STATED TASK -> Copy all the data exactly, except the pictures.

MATERIAL ->
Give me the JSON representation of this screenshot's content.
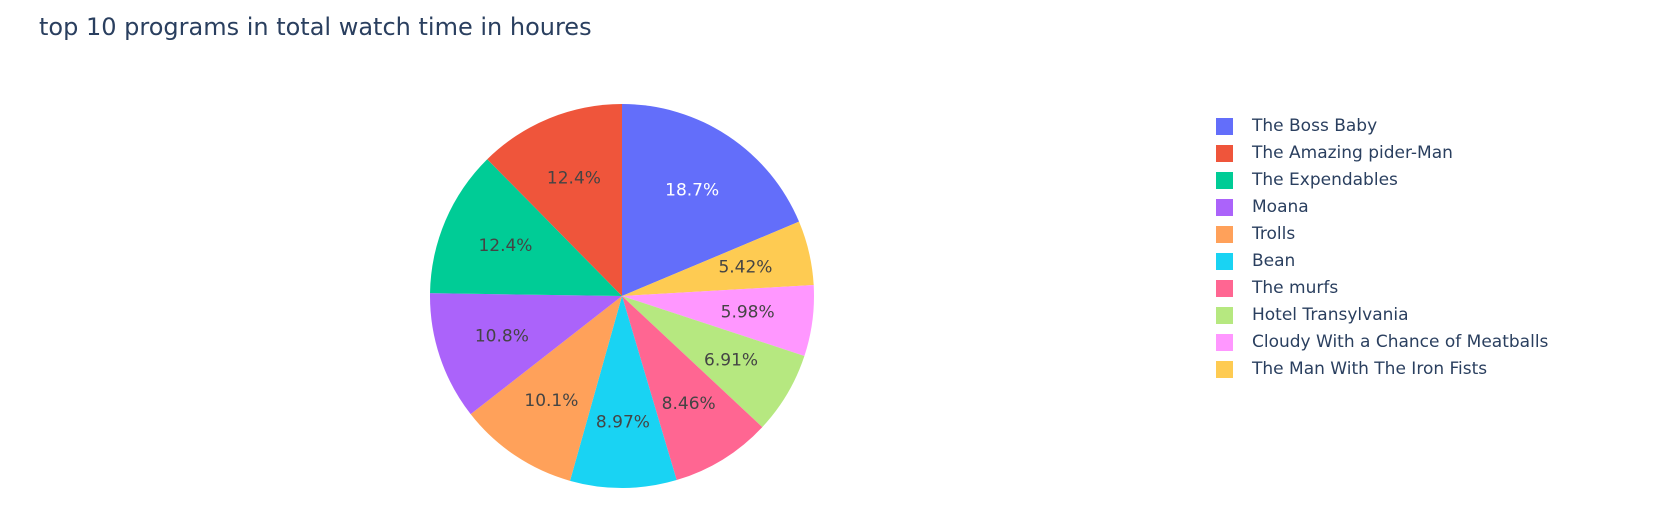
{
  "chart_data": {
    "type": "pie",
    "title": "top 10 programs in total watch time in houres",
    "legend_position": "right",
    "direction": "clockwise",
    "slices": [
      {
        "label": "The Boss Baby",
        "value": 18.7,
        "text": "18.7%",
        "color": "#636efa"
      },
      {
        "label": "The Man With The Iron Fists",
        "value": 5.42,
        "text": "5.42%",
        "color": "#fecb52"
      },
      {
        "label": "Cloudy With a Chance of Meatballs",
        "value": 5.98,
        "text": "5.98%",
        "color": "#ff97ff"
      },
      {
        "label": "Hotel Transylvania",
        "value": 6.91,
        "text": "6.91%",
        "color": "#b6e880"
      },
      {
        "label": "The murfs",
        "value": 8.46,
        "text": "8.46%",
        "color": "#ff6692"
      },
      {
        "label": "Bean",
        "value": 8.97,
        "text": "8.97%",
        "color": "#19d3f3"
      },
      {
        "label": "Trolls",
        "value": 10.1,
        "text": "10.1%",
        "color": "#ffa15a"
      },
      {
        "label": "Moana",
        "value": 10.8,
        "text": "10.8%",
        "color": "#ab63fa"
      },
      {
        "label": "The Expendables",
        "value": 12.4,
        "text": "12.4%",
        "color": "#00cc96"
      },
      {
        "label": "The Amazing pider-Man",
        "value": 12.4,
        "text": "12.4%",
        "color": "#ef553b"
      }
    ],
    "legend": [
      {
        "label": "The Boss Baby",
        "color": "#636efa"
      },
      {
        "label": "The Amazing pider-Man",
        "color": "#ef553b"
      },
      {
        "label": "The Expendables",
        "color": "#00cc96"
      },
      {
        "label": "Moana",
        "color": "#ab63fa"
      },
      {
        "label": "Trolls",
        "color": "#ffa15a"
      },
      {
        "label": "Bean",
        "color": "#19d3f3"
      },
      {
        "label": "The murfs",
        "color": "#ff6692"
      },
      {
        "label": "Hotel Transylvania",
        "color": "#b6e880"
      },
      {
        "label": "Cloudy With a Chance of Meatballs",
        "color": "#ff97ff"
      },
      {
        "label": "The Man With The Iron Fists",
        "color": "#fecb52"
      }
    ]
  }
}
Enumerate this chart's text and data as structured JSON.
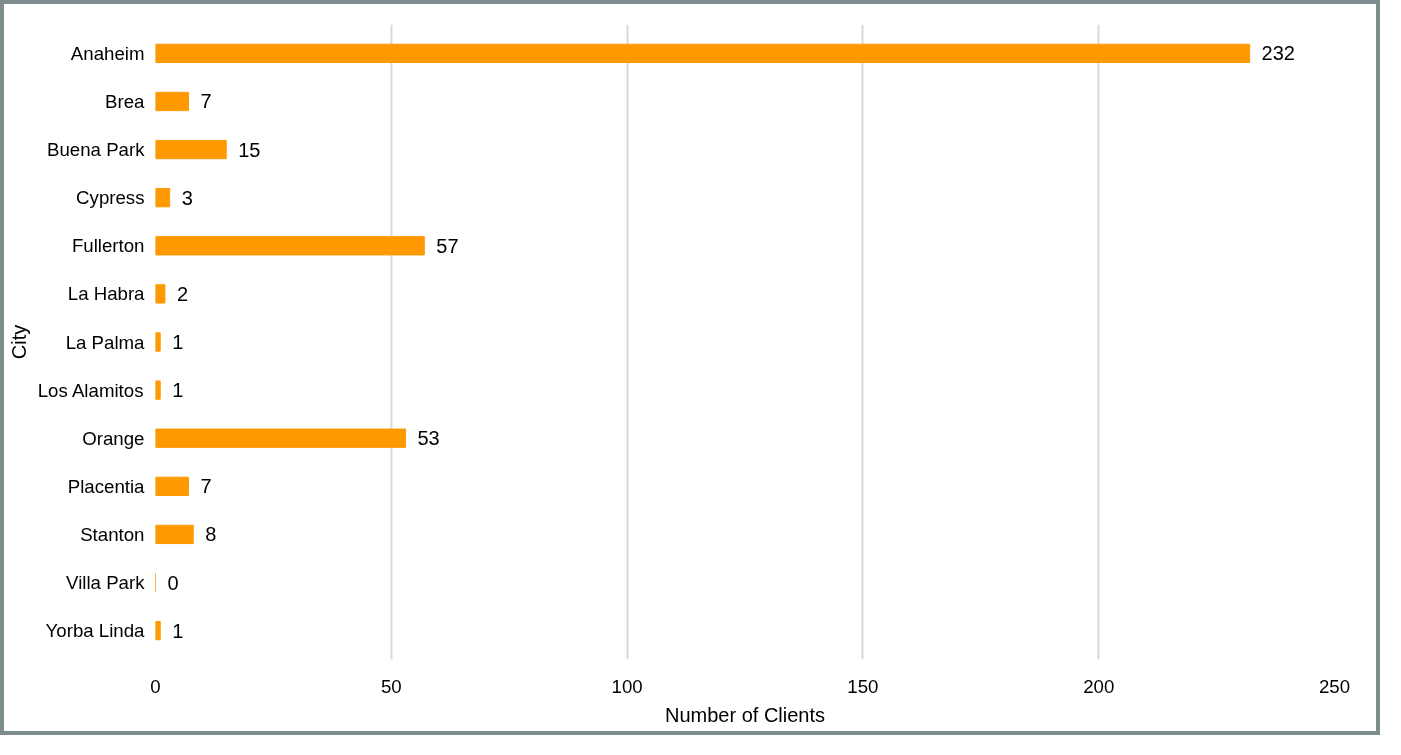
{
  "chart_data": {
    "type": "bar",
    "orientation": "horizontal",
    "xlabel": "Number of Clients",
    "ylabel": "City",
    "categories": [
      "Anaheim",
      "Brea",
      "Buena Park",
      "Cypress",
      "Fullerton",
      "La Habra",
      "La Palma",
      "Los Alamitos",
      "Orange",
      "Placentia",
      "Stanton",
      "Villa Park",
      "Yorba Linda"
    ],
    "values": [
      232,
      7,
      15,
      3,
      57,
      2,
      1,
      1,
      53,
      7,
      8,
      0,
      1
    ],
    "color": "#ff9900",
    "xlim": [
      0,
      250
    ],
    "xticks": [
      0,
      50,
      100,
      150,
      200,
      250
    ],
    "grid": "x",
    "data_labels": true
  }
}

RIGHT ANSWER ->
Give me the JSON representation of this screenshot's content.
{
  "chart_data": {
    "type": "pie",
    "title": "top 10 programs in total watch time in houres",
    "legend_position": "right",
    "direction": "clockwise",
    "slices": [
      {
        "label": "The Boss Baby",
        "value": 18.7,
        "text": "18.7%",
        "color": "#636efa"
      },
      {
        "label": "The Man With The Iron Fists",
        "value": 5.42,
        "text": "5.42%",
        "color": "#fecb52"
      },
      {
        "label": "Cloudy With a Chance of Meatballs",
        "value": 5.98,
        "text": "5.98%",
        "color": "#ff97ff"
      },
      {
        "label": "Hotel Transylvania",
        "value": 6.91,
        "text": "6.91%",
        "color": "#b6e880"
      },
      {
        "label": "The murfs",
        "value": 8.46,
        "text": "8.46%",
        "color": "#ff6692"
      },
      {
        "label": "Bean",
        "value": 8.97,
        "text": "8.97%",
        "color": "#19d3f3"
      },
      {
        "label": "Trolls",
        "value": 10.1,
        "text": "10.1%",
        "color": "#ffa15a"
      },
      {
        "label": "Moana",
        "value": 10.8,
        "text": "10.8%",
        "color": "#ab63fa"
      },
      {
        "label": "The Expendables",
        "value": 12.4,
        "text": "12.4%",
        "color": "#00cc96"
      },
      {
        "label": "The Amazing pider-Man",
        "value": 12.4,
        "text": "12.4%",
        "color": "#ef553b"
      }
    ],
    "legend": [
      {
        "label": "The Boss Baby",
        "color": "#636efa"
      },
      {
        "label": "The Amazing pider-Man",
        "color": "#ef553b"
      },
      {
        "label": "The Expendables",
        "color": "#00cc96"
      },
      {
        "label": "Moana",
        "color": "#ab63fa"
      },
      {
        "label": "Trolls",
        "color": "#ffa15a"
      },
      {
        "label": "Bean",
        "color": "#19d3f3"
      },
      {
        "label": "The murfs",
        "color": "#ff6692"
      },
      {
        "label": "Hotel Transylvania",
        "color": "#b6e880"
      },
      {
        "label": "Cloudy With a Chance of Meatballs",
        "color": "#ff97ff"
      },
      {
        "label": "The Man With The Iron Fists",
        "color": "#fecb52"
      }
    ]
  }
}
Enumerate this chart's text and data as structured JSON.
{
  "chart_data": {
    "type": "bar",
    "orientation": "horizontal",
    "xlabel": "Number of Clients",
    "ylabel": "City",
    "categories": [
      "Anaheim",
      "Brea",
      "Buena Park",
      "Cypress",
      "Fullerton",
      "La Habra",
      "La Palma",
      "Los Alamitos",
      "Orange",
      "Placentia",
      "Stanton",
      "Villa Park",
      "Yorba Linda"
    ],
    "values": [
      232,
      7,
      15,
      3,
      57,
      2,
      1,
      1,
      53,
      7,
      8,
      0,
      1
    ],
    "color": "#ff9900",
    "xlim": [
      0,
      250
    ],
    "xticks": [
      0,
      50,
      100,
      150,
      200,
      250
    ],
    "grid": "x",
    "data_labels": true
  }
}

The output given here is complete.